What you need to do
Scan the entries for the string "Buying" and give the number of lines that have it, nothing further.

(Records)
■ ■ ■
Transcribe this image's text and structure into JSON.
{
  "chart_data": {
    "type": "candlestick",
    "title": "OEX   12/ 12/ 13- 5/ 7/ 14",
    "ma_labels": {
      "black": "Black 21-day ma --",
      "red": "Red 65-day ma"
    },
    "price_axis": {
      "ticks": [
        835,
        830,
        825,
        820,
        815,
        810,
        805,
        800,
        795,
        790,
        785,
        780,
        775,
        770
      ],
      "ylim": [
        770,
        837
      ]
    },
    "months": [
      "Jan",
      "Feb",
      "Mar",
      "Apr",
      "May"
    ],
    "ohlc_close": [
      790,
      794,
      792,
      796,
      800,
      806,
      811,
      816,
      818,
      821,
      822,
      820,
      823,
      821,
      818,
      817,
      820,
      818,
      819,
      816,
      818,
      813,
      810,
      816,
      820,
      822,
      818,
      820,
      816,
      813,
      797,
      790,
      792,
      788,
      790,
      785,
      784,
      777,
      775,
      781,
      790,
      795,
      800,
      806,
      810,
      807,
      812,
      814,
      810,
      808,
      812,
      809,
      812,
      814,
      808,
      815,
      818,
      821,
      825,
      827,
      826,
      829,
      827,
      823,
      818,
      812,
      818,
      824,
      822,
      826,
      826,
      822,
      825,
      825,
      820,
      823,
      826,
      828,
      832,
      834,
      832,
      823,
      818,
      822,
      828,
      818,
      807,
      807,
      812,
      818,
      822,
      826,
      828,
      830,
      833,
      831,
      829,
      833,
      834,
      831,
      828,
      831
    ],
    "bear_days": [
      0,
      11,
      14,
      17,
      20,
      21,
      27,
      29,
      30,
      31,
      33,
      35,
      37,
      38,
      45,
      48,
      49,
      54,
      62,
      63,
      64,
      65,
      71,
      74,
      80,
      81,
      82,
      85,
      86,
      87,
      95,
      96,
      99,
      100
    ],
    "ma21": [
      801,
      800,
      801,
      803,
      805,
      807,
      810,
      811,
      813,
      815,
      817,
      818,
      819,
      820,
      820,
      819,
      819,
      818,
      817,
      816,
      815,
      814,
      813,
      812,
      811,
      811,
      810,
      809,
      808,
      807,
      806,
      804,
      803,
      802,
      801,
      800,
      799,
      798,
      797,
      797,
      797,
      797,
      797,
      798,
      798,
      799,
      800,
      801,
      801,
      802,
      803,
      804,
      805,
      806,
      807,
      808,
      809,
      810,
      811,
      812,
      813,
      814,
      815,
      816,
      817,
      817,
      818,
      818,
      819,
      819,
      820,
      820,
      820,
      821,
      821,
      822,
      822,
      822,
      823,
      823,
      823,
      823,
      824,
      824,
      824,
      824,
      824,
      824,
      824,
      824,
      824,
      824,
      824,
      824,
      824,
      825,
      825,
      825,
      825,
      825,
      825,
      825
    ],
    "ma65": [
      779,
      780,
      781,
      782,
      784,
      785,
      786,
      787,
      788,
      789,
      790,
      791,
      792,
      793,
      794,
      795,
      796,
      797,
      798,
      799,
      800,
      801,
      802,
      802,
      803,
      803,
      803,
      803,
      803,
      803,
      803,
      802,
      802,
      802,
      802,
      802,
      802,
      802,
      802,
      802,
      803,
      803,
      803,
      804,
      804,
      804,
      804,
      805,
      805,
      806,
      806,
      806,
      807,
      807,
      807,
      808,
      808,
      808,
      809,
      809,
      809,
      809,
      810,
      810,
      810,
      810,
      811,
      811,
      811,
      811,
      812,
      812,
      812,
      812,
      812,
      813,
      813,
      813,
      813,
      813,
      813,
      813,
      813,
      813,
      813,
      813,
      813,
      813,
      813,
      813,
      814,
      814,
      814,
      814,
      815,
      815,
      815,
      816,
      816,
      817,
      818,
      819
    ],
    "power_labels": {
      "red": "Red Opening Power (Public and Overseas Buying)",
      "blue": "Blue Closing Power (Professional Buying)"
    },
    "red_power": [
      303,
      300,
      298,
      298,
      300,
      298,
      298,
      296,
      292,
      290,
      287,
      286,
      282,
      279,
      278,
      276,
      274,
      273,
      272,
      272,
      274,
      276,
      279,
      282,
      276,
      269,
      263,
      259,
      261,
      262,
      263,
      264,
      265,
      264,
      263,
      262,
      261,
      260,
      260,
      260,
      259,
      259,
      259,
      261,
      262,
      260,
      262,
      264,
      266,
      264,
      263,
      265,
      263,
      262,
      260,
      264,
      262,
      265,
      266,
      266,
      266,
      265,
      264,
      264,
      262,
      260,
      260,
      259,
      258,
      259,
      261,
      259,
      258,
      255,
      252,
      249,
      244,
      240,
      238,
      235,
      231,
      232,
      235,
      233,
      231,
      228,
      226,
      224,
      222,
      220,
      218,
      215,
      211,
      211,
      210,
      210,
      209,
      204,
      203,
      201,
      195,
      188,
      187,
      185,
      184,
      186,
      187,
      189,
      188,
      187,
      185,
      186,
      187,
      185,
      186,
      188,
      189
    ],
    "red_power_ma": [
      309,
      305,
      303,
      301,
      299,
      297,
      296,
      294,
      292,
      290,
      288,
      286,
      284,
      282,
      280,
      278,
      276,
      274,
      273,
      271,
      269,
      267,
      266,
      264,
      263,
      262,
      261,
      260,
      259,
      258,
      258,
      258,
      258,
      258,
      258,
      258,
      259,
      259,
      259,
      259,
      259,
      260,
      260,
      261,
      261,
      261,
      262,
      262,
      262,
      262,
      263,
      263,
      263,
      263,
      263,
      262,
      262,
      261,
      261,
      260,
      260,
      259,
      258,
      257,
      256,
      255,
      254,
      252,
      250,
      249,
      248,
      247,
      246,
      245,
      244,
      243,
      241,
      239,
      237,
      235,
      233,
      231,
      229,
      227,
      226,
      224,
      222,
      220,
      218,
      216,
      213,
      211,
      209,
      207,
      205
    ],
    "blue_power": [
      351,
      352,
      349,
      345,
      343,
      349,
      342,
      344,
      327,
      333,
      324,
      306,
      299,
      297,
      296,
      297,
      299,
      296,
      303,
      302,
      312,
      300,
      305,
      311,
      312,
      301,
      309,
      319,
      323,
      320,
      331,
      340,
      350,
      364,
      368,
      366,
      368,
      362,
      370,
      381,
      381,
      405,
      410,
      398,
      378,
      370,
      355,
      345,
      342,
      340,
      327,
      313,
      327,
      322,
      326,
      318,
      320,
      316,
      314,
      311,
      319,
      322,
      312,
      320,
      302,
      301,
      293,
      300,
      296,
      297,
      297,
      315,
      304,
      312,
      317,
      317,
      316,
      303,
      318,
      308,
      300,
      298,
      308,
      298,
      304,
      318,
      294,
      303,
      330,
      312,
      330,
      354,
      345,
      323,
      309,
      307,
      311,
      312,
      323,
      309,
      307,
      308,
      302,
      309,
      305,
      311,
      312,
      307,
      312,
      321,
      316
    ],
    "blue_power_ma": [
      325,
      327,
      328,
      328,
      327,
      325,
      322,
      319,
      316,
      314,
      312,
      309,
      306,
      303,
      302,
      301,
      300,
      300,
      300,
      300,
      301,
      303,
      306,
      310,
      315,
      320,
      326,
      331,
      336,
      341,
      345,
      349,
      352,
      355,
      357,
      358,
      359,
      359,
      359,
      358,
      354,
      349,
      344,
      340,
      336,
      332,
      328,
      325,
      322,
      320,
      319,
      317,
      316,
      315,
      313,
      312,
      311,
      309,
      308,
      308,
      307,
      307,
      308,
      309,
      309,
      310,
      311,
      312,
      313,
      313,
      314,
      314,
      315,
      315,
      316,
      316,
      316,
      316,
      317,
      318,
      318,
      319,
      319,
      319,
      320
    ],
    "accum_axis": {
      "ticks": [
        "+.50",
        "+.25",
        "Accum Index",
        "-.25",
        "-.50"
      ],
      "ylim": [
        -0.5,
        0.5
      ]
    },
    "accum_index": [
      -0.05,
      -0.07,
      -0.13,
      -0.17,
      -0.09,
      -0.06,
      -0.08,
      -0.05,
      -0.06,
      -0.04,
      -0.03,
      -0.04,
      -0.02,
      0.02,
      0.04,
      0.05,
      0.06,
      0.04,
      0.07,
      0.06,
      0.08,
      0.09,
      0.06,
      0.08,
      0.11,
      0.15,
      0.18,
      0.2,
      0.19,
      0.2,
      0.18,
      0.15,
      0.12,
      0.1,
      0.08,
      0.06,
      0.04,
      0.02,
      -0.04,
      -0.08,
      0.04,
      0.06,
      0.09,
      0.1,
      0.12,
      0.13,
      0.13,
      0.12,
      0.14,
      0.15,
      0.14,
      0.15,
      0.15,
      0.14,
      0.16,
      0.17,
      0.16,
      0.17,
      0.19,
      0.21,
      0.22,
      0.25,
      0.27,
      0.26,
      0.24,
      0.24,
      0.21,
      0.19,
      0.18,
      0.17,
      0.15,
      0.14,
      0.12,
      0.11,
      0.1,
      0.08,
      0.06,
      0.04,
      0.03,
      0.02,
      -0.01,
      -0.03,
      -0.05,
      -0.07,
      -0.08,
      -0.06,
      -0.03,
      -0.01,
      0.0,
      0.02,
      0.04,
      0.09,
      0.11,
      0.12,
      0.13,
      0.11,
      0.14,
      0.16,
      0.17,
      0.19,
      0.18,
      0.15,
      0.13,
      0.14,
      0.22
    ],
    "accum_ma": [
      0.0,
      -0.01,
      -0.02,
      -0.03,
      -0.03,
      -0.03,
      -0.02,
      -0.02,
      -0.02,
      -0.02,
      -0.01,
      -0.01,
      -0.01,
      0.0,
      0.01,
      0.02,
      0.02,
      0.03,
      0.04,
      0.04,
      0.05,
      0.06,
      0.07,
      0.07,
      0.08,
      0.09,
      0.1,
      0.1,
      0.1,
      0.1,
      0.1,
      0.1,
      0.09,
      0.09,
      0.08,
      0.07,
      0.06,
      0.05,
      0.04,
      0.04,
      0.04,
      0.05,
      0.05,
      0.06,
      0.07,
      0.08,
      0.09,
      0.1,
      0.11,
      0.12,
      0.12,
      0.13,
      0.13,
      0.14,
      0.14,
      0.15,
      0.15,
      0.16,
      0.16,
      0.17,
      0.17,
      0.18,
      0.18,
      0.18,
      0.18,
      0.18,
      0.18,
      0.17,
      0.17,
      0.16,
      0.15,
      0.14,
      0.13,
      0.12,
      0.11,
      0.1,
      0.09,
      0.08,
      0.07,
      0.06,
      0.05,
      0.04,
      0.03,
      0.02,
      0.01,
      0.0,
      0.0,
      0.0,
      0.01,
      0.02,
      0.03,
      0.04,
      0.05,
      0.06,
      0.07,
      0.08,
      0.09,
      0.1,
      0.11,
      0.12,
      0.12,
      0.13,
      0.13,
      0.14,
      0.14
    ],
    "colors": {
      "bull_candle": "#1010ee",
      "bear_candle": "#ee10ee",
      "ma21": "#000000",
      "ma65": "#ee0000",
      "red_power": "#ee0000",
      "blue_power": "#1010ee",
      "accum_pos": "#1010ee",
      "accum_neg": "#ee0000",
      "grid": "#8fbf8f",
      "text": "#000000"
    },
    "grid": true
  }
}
■ ■ ■
The result
2